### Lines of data
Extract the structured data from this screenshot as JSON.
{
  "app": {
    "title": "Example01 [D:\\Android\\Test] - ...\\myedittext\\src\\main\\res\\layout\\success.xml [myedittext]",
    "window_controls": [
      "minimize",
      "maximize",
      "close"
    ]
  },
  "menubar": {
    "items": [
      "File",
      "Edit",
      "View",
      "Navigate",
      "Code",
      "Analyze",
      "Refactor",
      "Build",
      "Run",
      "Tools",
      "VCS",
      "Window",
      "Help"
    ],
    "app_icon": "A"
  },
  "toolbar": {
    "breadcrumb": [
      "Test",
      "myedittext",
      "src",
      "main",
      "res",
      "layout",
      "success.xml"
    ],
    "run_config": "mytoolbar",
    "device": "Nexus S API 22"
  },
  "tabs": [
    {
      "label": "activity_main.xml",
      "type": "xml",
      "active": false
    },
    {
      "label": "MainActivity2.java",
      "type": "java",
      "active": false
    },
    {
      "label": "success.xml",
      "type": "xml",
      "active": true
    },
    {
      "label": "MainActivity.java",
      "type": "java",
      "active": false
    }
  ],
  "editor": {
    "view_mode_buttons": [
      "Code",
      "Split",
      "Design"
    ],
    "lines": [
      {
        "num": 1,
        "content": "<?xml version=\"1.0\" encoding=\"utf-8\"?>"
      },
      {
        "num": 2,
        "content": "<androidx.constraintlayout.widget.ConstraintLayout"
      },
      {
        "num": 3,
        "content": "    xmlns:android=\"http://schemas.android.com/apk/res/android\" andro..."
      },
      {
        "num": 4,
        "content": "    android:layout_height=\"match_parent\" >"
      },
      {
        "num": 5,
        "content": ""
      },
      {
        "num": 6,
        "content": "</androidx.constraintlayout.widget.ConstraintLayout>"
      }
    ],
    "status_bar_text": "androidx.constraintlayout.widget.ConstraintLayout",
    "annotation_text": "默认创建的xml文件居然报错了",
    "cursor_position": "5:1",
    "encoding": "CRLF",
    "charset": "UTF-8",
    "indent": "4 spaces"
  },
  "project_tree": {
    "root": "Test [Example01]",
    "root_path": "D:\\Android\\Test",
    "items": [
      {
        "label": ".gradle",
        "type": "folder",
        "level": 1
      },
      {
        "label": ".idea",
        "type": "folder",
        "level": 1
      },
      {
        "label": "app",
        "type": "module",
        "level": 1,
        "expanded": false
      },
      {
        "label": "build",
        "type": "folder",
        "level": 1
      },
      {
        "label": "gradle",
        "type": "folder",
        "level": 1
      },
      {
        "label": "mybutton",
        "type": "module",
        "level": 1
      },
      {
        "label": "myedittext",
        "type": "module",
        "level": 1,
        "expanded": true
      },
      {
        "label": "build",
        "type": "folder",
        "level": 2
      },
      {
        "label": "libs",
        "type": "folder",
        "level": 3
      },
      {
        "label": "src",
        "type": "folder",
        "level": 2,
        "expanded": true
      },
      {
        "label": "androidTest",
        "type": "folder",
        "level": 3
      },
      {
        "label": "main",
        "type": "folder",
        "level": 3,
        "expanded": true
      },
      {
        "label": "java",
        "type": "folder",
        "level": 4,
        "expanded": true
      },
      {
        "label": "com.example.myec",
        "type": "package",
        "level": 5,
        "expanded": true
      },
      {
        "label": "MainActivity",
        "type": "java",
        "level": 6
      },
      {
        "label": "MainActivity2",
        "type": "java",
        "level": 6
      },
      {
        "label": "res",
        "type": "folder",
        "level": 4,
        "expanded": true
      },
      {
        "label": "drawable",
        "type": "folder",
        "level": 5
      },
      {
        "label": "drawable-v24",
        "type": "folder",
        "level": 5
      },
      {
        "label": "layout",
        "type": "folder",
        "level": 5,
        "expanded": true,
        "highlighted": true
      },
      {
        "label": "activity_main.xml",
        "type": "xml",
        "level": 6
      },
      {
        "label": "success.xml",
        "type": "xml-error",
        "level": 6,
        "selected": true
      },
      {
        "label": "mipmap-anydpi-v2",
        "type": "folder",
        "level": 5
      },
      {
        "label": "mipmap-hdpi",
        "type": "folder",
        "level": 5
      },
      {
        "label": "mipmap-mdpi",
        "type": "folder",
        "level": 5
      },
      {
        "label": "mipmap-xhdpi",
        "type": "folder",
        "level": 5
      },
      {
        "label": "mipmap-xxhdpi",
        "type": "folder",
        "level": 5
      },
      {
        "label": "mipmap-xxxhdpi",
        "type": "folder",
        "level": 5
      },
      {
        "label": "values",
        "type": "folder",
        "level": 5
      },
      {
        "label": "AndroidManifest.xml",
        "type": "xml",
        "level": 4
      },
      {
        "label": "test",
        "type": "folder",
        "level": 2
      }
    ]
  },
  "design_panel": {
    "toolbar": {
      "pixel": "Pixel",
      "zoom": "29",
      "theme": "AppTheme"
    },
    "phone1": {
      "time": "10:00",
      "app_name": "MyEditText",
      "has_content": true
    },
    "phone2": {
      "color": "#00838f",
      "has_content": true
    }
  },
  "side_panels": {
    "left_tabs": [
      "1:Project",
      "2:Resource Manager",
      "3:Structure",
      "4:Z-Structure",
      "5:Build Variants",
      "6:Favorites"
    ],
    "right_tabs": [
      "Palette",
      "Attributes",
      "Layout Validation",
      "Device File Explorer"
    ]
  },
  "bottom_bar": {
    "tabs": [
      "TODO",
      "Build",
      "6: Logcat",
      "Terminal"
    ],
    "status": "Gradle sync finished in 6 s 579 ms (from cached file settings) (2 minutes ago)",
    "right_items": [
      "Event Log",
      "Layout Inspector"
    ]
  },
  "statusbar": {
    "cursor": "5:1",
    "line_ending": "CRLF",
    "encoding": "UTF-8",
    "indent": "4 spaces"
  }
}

### SHORT TASK
Write out the entries above word for word.

### RESPONSE
Extract the structured data from this screenshot as JSON.
{
  "app": {
    "title": "Example01 [D:\\Android\\Test] - ...\\myedittext\\src\\main\\res\\layout\\success.xml [myedittext]",
    "window_controls": [
      "minimize",
      "maximize",
      "close"
    ]
  },
  "menubar": {
    "items": [
      "File",
      "Edit",
      "View",
      "Navigate",
      "Code",
      "Analyze",
      "Refactor",
      "Build",
      "Run",
      "Tools",
      "VCS",
      "Window",
      "Help"
    ],
    "app_icon": "A"
  },
  "toolbar": {
    "breadcrumb": [
      "Test",
      "myedittext",
      "src",
      "main",
      "res",
      "layout",
      "success.xml"
    ],
    "run_config": "mytoolbar",
    "device": "Nexus S API 22"
  },
  "tabs": [
    {
      "label": "activity_main.xml",
      "type": "xml",
      "active": false
    },
    {
      "label": "MainActivity2.java",
      "type": "java",
      "active": false
    },
    {
      "label": "success.xml",
      "type": "xml",
      "active": true
    },
    {
      "label": "MainActivity.java",
      "type": "java",
      "active": false
    }
  ],
  "editor": {
    "view_mode_buttons": [
      "Code",
      "Split",
      "Design"
    ],
    "lines": [
      {
        "num": 1,
        "content": "<?xml version=\"1.0\" encoding=\"utf-8\"?>"
      },
      {
        "num": 2,
        "content": "<androidx.constraintlayout.widget.ConstraintLayout"
      },
      {
        "num": 3,
        "content": "    xmlns:android=\"http://schemas.android.com/apk/res/android\" andro..."
      },
      {
        "num": 4,
        "content": "    android:layout_height=\"match_parent\" >"
      },
      {
        "num": 5,
        "content": ""
      },
      {
        "num": 6,
        "content": "</androidx.constraintlayout.widget.ConstraintLayout>"
      }
    ],
    "status_bar_text": "androidx.constraintlayout.widget.ConstraintLayout",
    "annotation_text": "默认创建的xml文件居然报错了",
    "cursor_position": "5:1",
    "encoding": "CRLF",
    "charset": "UTF-8",
    "indent": "4 spaces"
  },
  "project_tree": {
    "root": "Test [Example01]",
    "root_path": "D:\\Android\\Test",
    "items": [
      {
        "label": ".gradle",
        "type": "folder",
        "level": 1
      },
      {
        "label": ".idea",
        "type": "folder",
        "level": 1
      },
      {
        "label": "app",
        "type": "module",
        "level": 1,
        "expanded": false
      },
      {
        "label": "build",
        "type": "folder",
        "level": 1
      },
      {
        "label": "gradle",
        "type": "folder",
        "level": 1
      },
      {
        "label": "mybutton",
        "type": "module",
        "level": 1
      },
      {
        "label": "myedittext",
        "type": "module",
        "level": 1,
        "expanded": true
      },
      {
        "label": "build",
        "type": "folder",
        "level": 2
      },
      {
        "label": "libs",
        "type": "folder",
        "level": 3
      },
      {
        "label": "src",
        "type": "folder",
        "level": 2,
        "expanded": true
      },
      {
        "label": "androidTest",
        "type": "folder",
        "level": 3
      },
      {
        "label": "main",
        "type": "folder",
        "level": 3,
        "expanded": true
      },
      {
        "label": "java",
        "type": "folder",
        "level": 4,
        "expanded": true
      },
      {
        "label": "com.example.myec",
        "type": "package",
        "level": 5,
        "expanded": true
      },
      {
        "label": "MainActivity",
        "type": "java",
        "level": 6
      },
      {
        "label": "MainActivity2",
        "type": "java",
        "level": 6
      },
      {
        "label": "res",
        "type": "folder",
        "level": 4,
        "expanded": true
      },
      {
        "label": "drawable",
        "type": "folder",
        "level": 5
      },
      {
        "label": "drawable-v24",
        "type": "folder",
        "level": 5
      },
      {
        "label": "layout",
        "type": "folder",
        "level": 5,
        "expanded": true,
        "highlighted": true
      },
      {
        "label": "activity_main.xml",
        "type": "xml",
        "level": 6
      },
      {
        "label": "success.xml",
        "type": "xml-error",
        "level": 6,
        "selected": true
      },
      {
        "label": "mipmap-anydpi-v2",
        "type": "folder",
        "level": 5
      },
      {
        "label": "mipmap-hdpi",
        "type": "folder",
        "level": 5
      },
      {
        "label": "mipmap-mdpi",
        "type": "folder",
        "level": 5
      },
      {
        "label": "mipmap-xhdpi",
        "type": "folder",
        "level": 5
      },
      {
        "label": "mipmap-xxhdpi",
        "type": "folder",
        "level": 5
      },
      {
        "label": "mipmap-xxxhdpi",
        "type": "folder",
        "level": 5
      },
      {
        "label": "values",
        "type": "folder",
        "level": 5
      },
      {
        "label": "AndroidManifest.xml",
        "type": "xml",
        "level": 4
      },
      {
        "label": "test",
        "type": "folder",
        "level": 2
      }
    ]
  },
  "design_panel": {
    "toolbar": {
      "pixel": "Pixel",
      "zoom": "29",
      "theme": "AppTheme"
    },
    "phone1": {
      "time": "10:00",
      "app_name": "MyEditText",
      "has_content": true
    },
    "phone2": {
      "color": "#00838f",
      "has_content": true
    }
  },
  "side_panels": {
    "left_tabs": [
      "1:Project",
      "2:Resource Manager",
      "3:Structure",
      "4:Z-Structure",
      "5:Build Variants",
      "6:Favorites"
    ],
    "right_tabs": [
      "Palette",
      "Attributes",
      "Layout Validation",
      "Device File Explorer"
    ]
  },
  "bottom_bar": {
    "tabs": [
      "TODO",
      "Build",
      "6: Logcat",
      "Terminal"
    ],
    "status": "Gradle sync finished in 6 s 579 ms (from cached file settings) (2 minutes ago)",
    "right_items": [
      "Event Log",
      "Layout Inspector"
    ]
  },
  "statusbar": {
    "cursor": "5:1",
    "line_ending": "CRLF",
    "encoding": "UTF-8",
    "indent": "4 spaces"
  }
}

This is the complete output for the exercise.